To do: Output every entry exactly, from the first line to the last.

### Recorded data

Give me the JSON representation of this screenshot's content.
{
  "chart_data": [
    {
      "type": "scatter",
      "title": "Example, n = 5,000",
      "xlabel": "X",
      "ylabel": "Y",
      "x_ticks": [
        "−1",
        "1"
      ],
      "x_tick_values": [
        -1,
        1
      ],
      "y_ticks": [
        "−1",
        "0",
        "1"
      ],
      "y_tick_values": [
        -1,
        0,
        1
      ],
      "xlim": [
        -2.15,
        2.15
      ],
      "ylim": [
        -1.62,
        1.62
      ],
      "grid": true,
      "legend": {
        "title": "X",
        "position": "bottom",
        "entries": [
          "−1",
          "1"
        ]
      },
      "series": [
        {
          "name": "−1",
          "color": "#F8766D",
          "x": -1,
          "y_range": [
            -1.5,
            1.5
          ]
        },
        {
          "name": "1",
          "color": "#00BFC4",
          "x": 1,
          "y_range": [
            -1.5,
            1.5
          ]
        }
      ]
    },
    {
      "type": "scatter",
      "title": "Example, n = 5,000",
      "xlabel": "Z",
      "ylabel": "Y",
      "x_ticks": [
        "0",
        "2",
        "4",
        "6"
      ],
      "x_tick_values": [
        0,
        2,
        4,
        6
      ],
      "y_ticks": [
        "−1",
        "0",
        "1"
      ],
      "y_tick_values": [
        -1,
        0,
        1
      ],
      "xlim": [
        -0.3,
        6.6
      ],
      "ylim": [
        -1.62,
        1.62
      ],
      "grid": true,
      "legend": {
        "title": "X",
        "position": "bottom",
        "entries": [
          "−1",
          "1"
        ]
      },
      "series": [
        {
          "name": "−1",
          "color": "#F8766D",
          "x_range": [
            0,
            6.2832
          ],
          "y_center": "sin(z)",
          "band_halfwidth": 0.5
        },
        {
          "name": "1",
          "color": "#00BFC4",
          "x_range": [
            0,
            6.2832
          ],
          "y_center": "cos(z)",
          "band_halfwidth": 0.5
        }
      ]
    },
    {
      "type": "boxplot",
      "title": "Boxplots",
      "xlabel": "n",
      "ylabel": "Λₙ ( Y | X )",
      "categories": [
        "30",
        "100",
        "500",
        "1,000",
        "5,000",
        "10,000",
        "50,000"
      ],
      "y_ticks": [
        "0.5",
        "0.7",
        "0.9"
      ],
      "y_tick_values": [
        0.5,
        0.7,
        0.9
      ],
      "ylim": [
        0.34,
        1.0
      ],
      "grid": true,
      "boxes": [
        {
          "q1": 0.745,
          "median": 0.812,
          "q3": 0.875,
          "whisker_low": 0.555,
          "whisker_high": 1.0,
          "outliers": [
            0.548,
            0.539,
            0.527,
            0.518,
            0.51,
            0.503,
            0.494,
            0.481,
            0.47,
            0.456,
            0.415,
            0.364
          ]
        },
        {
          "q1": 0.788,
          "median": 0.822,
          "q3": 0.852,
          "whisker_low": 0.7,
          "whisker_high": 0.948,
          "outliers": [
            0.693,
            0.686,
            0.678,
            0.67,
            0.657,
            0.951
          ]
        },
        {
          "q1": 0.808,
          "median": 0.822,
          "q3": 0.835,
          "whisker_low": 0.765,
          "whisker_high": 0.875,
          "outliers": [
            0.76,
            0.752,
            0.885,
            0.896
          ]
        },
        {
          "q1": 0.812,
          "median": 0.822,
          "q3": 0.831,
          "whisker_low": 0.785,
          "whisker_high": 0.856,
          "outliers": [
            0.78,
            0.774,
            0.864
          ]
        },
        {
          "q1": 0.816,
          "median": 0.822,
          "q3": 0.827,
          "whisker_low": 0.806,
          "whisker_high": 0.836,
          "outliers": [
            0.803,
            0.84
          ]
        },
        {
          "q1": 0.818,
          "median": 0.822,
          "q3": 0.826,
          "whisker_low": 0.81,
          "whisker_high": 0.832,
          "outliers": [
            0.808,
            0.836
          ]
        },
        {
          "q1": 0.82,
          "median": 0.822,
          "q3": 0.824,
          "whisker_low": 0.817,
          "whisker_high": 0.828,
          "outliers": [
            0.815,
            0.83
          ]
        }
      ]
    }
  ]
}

######

Response to the task:
Give me the JSON representation of this screenshot's content.
{
  "chart_data": [
    {
      "type": "scatter",
      "title": "Example, n = 5,000",
      "xlabel": "X",
      "ylabel": "Y",
      "x_ticks": [
        "−1",
        "1"
      ],
      "x_tick_values": [
        -1,
        1
      ],
      "y_ticks": [
        "−1",
        "0",
        "1"
      ],
      "y_tick_values": [
        -1,
        0,
        1
      ],
      "xlim": [
        -2.15,
        2.15
      ],
      "ylim": [
        -1.62,
        1.62
      ],
      "grid": true,
      "legend": {
        "title": "X",
        "position": "bottom",
        "entries": [
          "−1",
          "1"
        ]
      },
      "series": [
        {
          "name": "−1",
          "color": "#F8766D",
          "x": -1,
          "y_range": [
            -1.5,
            1.5
          ]
        },
        {
          "name": "1",
          "color": "#00BFC4",
          "x": 1,
          "y_range": [
            -1.5,
            1.5
          ]
        }
      ]
    },
    {
      "type": "scatter",
      "title": "Example, n = 5,000",
      "xlabel": "Z",
      "ylabel": "Y",
      "x_ticks": [
        "0",
        "2",
        "4",
        "6"
      ],
      "x_tick_values": [
        0,
        2,
        4,
        6
      ],
      "y_ticks": [
        "−1",
        "0",
        "1"
      ],
      "y_tick_values": [
        -1,
        0,
        1
      ],
      "xlim": [
        -0.3,
        6.6
      ],
      "ylim": [
        -1.62,
        1.62
      ],
      "grid": true,
      "legend": {
        "title": "X",
        "position": "bottom",
        "entries": [
          "−1",
          "1"
        ]
      },
      "series": [
        {
          "name": "−1",
          "color": "#F8766D",
          "x_range": [
            0,
            6.2832
          ],
          "y_center": "sin(z)",
          "band_halfwidth": 0.5
        },
        {
          "name": "1",
          "color": "#00BFC4",
          "x_range": [
            0,
            6.2832
          ],
          "y_center": "cos(z)",
          "band_halfwidth": 0.5
        }
      ]
    },
    {
      "type": "boxplot",
      "title": "Boxplots",
      "xlabel": "n",
      "ylabel": "Λₙ ( Y | X )",
      "categories": [
        "30",
        "100",
        "500",
        "1,000",
        "5,000",
        "10,000",
        "50,000"
      ],
      "y_ticks": [
        "0.5",
        "0.7",
        "0.9"
      ],
      "y_tick_values": [
        0.5,
        0.7,
        0.9
      ],
      "ylim": [
        0.34,
        1.0
      ],
      "grid": true,
      "boxes": [
        {
          "q1": 0.745,
          "median": 0.812,
          "q3": 0.875,
          "whisker_low": 0.555,
          "whisker_high": 1.0,
          "outliers": [
            0.548,
            0.539,
            0.527,
            0.518,
            0.51,
            0.503,
            0.494,
            0.481,
            0.47,
            0.456,
            0.415,
            0.364
          ]
        },
        {
          "q1": 0.788,
          "median": 0.822,
          "q3": 0.852,
          "whisker_low": 0.7,
          "whisker_high": 0.948,
          "outliers": [
            0.693,
            0.686,
            0.678,
            0.67,
            0.657,
            0.951
          ]
        },
        {
          "q1": 0.808,
          "median": 0.822,
          "q3": 0.835,
          "whisker_low": 0.765,
          "whisker_high": 0.875,
          "outliers": [
            0.76,
            0.752,
            0.885,
            0.896
          ]
        },
        {
          "q1": 0.812,
          "median": 0.822,
          "q3": 0.831,
          "whisker_low": 0.785,
          "whisker_high": 0.856,
          "outliers": [
            0.78,
            0.774,
            0.864
          ]
        },
        {
          "q1": 0.816,
          "median": 0.822,
          "q3": 0.827,
          "whisker_low": 0.806,
          "whisker_high": 0.836,
          "outliers": [
            0.803,
            0.84
          ]
        },
        {
          "q1": 0.818,
          "median": 0.822,
          "q3": 0.826,
          "whisker_low": 0.81,
          "whisker_high": 0.832,
          "outliers": [
            0.808,
            0.836
          ]
        },
        {
          "q1": 0.82,
          "median": 0.822,
          "q3": 0.824,
          "whisker_low": 0.817,
          "whisker_high": 0.828,
          "outliers": [
            0.815,
            0.83
          ]
        }
      ]
    }
  ]
}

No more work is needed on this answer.